--- START Entries ---
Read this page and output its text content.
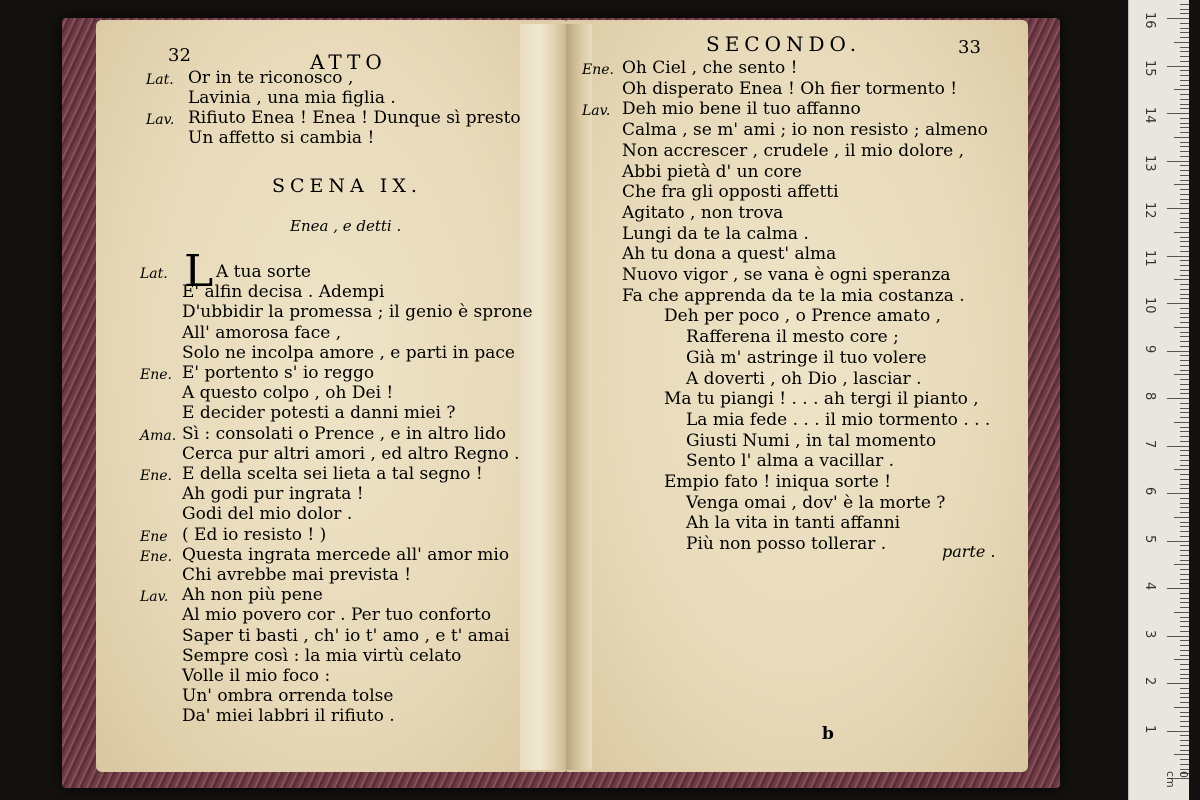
32	ATTO
Lat. Or in te riconosco ,
Lavinia , una mia figlia .
Lav. Rifiuto Enea ! Enea ! Dunque sì presto
Un affetto si cambia !
SCENA IX.
Enea , e detti .
L
Lat.	A tua sorte
E' alfin decisa . Adempi
D'ubbidir la promessa ; il genio è sprone
All' amorosa face ,
Solo ne incolpa amore , e parti in pace
Ene. E' portento s' io reggo
A questo colpo , oh Dei !
E decider potesti a danni miei ?
Ama. Sì : consolati o Prence , e in altro lido
Cerca pur altri amori , ed altro Regno .
Ene. E della scelta sei lieta a tal segno !
Ah godi pur ingrata !
Godi del mio dolor .
Ene ( Ed io resisto ! )
Ene. Questa ingrata mercede all' amor mio
Chi avrebbe mai prevista !
Lav. Ah non più pene
Al mio povero cor . Per tuo conforto
Saper ti basti , ch' io t' amo , e t' amai
Sempre così : la mia virtù celato
Volle il mio foco :
Un' ombra orrenda tolse
Da' miei labbri il rifiuto .
SECONDO.	33
Ene. Oh Ciel , che sento !
Oh disperato Enea ! Oh fier tormento !
Lav. Deh mio bene il tuo affanno
Calma , se m' ami ; io non resisto ; almeno
Non accrescer , crudele , il mio dolore ,
Abbi pietà d' un core
Che fra gli opposti affetti
Agitato , non trova
Lungi da te la calma .
Ah tu dona a quest' alma
Nuovo vigor , se vana è ogni speranza
Fa che apprenda da te la mia costanza .
Deh per poco , o Prence amato ,
Rafferena il mesto core ;
Già m' astringe il tuo volere
A doverti , oh Dio , lasciar .
Ma tu piangi ! . . . ah tergi il pianto ,
La mia fede . . . il mio tormento . . .
Giusti Numi , in tal momento
Sento l' alma a vacillar .
Empio fato ! iniqua sorte !
Venga omai , dov' è la morte ?
Ah la vita in tanti affanni
Più non posso tollerar .	parte .
b
16
15
14
13
12
11
10
9
8
7
6
5
4
3
2
1
0 cm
--- END Entries ---
- _What the task asks_:
Exclude every picture and copy the remaining data exactly.

- _Answer to the exercise_:
Read this page and output its text content.
32	ATTO
Lat. Or in te riconosco ,
Lavinia , una mia figlia .
Lav. Rifiuto Enea ! Enea ! Dunque sì presto
Un affetto si cambia !
SCENA IX.
Enea , e detti .
L
Lat.	A tua sorte
E' alfin decisa . Adempi
D'ubbidir la promessa ; il genio è sprone
All' amorosa face ,
Solo ne incolpa amore , e parti in pace
Ene. E' portento s' io reggo
A questo colpo , oh Dei !
E decider potesti a danni miei ?
Ama. Sì : consolati o Prence , e in altro lido
Cerca pur altri amori , ed altro Regno .
Ene. E della scelta sei lieta a tal segno !
Ah godi pur ingrata !
Godi del mio dolor .
Ene ( Ed io resisto ! )
Ene. Questa ingrata mercede all' amor mio
Chi avrebbe mai prevista !
Lav. Ah non più pene
Al mio povero cor . Per tuo conforto
Saper ti basti , ch' io t' amo , e t' amai
Sempre così : la mia virtù celato
Volle il mio foco :
Un' ombra orrenda tolse
Da' miei labbri il rifiuto .
SECONDO.	33
Ene. Oh Ciel , che sento !
Oh disperato Enea ! Oh fier tormento !
Lav. Deh mio bene il tuo affanno
Calma , se m' ami ; io non resisto ; almeno
Non accrescer , crudele , il mio dolore ,
Abbi pietà d' un core
Che fra gli opposti affetti
Agitato , non trova
Lungi da te la calma .
Ah tu dona a quest' alma
Nuovo vigor , se vana è ogni speranza
Fa che apprenda da te la mia costanza .
Deh per poco , o Prence amato ,
Rafferena il mesto core ;
Già m' astringe il tuo volere
A doverti , oh Dio , lasciar .
Ma tu piangi ! . . . ah tergi il pianto ,
La mia fede . . . il mio tormento . . .
Giusti Numi , in tal momento
Sento l' alma a vacillar .
Empio fato ! iniqua sorte !
Venga omai , dov' è la morte ?
Ah la vita in tanti affanni
Più non posso tollerar .	parte .
b
16
15
14
13
12
11
10
9
8
7
6
5
4
3
2
1
0 cm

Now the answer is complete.